(Figure data in JSON)
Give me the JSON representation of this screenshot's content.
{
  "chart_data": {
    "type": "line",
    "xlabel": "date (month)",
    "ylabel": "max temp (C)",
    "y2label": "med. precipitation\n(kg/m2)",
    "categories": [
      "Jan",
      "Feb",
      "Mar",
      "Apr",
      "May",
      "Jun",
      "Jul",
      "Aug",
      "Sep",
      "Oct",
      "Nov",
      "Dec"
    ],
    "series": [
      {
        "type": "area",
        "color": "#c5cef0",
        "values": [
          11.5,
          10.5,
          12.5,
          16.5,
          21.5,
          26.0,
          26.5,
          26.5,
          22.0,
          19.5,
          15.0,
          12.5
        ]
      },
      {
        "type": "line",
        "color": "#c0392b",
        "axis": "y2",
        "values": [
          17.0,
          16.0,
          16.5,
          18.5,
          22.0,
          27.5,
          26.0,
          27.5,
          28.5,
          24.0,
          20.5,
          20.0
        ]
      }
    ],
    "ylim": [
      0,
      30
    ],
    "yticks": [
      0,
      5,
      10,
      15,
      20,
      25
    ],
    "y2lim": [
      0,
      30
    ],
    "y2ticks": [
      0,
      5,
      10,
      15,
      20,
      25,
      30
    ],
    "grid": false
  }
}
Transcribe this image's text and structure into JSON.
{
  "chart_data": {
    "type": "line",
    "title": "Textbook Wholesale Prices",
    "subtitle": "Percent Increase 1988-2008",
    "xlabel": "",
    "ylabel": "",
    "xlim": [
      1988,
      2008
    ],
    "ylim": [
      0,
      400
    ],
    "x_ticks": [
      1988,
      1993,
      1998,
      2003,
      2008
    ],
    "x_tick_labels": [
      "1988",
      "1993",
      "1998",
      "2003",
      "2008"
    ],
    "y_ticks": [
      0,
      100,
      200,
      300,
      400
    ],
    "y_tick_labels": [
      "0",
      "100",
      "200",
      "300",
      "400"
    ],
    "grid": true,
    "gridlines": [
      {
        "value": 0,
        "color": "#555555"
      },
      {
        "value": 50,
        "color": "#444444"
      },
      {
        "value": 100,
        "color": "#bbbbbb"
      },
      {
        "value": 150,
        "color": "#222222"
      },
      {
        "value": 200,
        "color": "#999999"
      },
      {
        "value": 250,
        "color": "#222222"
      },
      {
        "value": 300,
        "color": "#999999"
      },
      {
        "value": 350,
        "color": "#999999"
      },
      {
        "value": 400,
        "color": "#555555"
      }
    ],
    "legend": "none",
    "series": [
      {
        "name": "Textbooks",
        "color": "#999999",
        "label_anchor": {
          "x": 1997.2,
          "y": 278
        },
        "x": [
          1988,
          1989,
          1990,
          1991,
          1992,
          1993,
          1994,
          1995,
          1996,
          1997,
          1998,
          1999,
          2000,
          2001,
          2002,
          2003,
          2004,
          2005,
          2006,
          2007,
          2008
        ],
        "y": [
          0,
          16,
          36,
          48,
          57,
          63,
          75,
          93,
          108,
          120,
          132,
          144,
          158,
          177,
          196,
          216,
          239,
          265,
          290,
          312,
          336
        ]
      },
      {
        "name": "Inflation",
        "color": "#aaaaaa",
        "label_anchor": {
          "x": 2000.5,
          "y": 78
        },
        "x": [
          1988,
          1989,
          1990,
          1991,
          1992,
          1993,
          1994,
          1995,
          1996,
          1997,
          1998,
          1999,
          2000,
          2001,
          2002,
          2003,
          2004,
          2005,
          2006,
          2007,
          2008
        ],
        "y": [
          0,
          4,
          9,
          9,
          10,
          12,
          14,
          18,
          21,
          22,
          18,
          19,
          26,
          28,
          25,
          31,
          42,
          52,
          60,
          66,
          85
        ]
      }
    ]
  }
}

**OBJECTIVE:** The entries above must be returned exactly.

**TASK RESPONSE:**
Give me the JSON representation of this screenshot's content.
{
  "chart_data": {
    "type": "line",
    "xlabel": "date (month)",
    "ylabel": "max temp (C)",
    "y2label": "med. precipitation\n(kg/m2)",
    "categories": [
      "Jan",
      "Feb",
      "Mar",
      "Apr",
      "May",
      "Jun",
      "Jul",
      "Aug",
      "Sep",
      "Oct",
      "Nov",
      "Dec"
    ],
    "series": [
      {
        "type": "area",
        "color": "#c5cef0",
        "values": [
          11.5,
          10.5,
          12.5,
          16.5,
          21.5,
          26.0,
          26.5,
          26.5,
          22.0,
          19.5,
          15.0,
          12.5
        ]
      },
      {
        "type": "line",
        "color": "#c0392b",
        "axis": "y2",
        "values": [
          17.0,
          16.0,
          16.5,
          18.5,
          22.0,
          27.5,
          26.0,
          27.5,
          28.5,
          24.0,
          20.5,
          20.0
        ]
      }
    ],
    "ylim": [
      0,
      30
    ],
    "yticks": [
      0,
      5,
      10,
      15,
      20,
      25
    ],
    "y2lim": [
      0,
      30
    ],
    "y2ticks": [
      0,
      5,
      10,
      15,
      20,
      25,
      30
    ],
    "grid": false
  }
}
Transcribe this image's text and structure into JSON.
{
  "chart_data": {
    "type": "line",
    "title": "Textbook Wholesale Prices",
    "subtitle": "Percent Increase 1988-2008",
    "xlabel": "",
    "ylabel": "",
    "xlim": [
      1988,
      2008
    ],
    "ylim": [
      0,
      400
    ],
    "x_ticks": [
      1988,
      1993,
      1998,
      2003,
      2008
    ],
    "x_tick_labels": [
      "1988",
      "1993",
      "1998",
      "2003",
      "2008"
    ],
    "y_ticks": [
      0,
      100,
      200,
      300,
      400
    ],
    "y_tick_labels": [
      "0",
      "100",
      "200",
      "300",
      "400"
    ],
    "grid": true,
    "gridlines": [
      {
        "value": 0,
        "color": "#555555"
      },
      {
        "value": 50,
        "color": "#444444"
      },
      {
        "value": 100,
        "color": "#bbbbbb"
      },
      {
        "value": 150,
        "color": "#222222"
      },
      {
        "value": 200,
        "color": "#999999"
      },
      {
        "value": 250,
        "color": "#222222"
      },
      {
        "value": 300,
        "color": "#999999"
      },
      {
        "value": 350,
        "color": "#999999"
      },
      {
        "value": 400,
        "color": "#555555"
      }
    ],
    "legend": "none",
    "series": [
      {
        "name": "Textbooks",
        "color": "#999999",
        "label_anchor": {
          "x": 1997.2,
          "y": 278
        },
        "x": [
          1988,
          1989,
          1990,
          1991,
          1992,
          1993,
          1994,
          1995,
          1996,
          1997,
          1998,
          1999,
          2000,
          2001,
          2002,
          2003,
          2004,
          2005,
          2006,
          2007,
          2008
        ],
        "y": [
          0,
          16,
          36,
          48,
          57,
          63,
          75,
          93,
          108,
          120,
          132,
          144,
          158,
          177,
          196,
          216,
          239,
          265,
          290,
          312,
          336
        ]
      },
      {
        "name": "Inflation",
        "color": "#aaaaaa",
        "label_anchor": {
          "x": 2000.5,
          "y": 78
        },
        "x": [
          1988,
          1989,
          1990,
          1991,
          1992,
          1993,
          1994,
          1995,
          1996,
          1997,
          1998,
          1999,
          2000,
          2001,
          2002,
          2003,
          2004,
          2005,
          2006,
          2007,
          2008
        ],
        "y": [
          0,
          4,
          9,
          9,
          10,
          12,
          14,
          18,
          21,
          22,
          18,
          19,
          26,
          28,
          25,
          31,
          42,
          52,
          60,
          66,
          85
        ]
      }
    ]
  }
}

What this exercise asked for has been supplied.